- REQUIREMENTS: Only the number is wanted: how many lines hold the word "mode"?

- GIVEN INFORMATION:
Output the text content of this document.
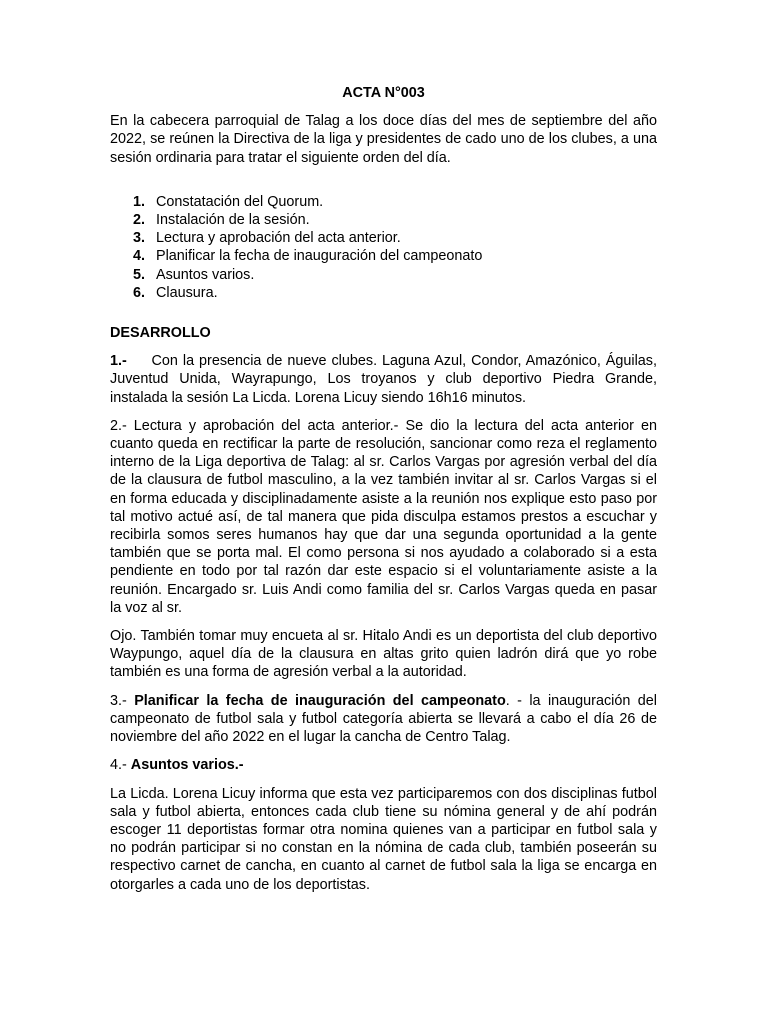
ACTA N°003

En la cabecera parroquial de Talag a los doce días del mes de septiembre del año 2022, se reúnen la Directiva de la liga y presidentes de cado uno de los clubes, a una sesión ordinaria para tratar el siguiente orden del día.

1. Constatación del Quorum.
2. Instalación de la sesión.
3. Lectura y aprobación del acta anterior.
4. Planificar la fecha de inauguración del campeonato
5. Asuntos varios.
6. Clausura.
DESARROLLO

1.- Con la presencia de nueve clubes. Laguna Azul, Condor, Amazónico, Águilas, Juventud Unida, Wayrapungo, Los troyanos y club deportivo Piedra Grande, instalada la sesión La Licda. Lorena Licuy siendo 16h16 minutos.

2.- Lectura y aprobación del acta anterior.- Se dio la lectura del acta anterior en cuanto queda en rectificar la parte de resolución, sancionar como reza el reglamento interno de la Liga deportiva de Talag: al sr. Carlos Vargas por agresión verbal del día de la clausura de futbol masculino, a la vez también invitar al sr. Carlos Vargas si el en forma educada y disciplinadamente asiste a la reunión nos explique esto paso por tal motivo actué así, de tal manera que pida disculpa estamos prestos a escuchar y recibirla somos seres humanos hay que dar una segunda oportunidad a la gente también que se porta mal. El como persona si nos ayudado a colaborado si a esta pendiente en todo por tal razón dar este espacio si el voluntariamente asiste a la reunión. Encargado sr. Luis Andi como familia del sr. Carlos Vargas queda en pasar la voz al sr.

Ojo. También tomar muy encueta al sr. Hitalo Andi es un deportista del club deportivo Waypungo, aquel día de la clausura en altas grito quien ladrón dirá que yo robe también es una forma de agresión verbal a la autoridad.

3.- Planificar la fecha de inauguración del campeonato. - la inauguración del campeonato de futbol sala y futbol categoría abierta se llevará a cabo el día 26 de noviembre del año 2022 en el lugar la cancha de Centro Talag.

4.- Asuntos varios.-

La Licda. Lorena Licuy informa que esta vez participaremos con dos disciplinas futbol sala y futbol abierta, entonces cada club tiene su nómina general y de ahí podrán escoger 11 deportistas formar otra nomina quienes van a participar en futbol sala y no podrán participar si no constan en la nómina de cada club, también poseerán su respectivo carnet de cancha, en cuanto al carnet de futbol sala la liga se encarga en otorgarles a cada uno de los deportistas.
---
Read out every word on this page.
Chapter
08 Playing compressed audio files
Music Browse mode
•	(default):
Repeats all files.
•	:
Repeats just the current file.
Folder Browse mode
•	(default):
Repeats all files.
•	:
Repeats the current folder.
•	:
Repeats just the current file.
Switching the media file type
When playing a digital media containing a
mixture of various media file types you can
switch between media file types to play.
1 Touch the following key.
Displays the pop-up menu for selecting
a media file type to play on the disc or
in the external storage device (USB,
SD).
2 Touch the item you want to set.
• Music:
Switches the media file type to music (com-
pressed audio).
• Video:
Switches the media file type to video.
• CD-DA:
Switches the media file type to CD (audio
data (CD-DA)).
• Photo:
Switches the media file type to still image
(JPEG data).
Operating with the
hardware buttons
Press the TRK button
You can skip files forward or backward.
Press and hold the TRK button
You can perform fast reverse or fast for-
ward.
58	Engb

- RESULT OF THIS TASK: 2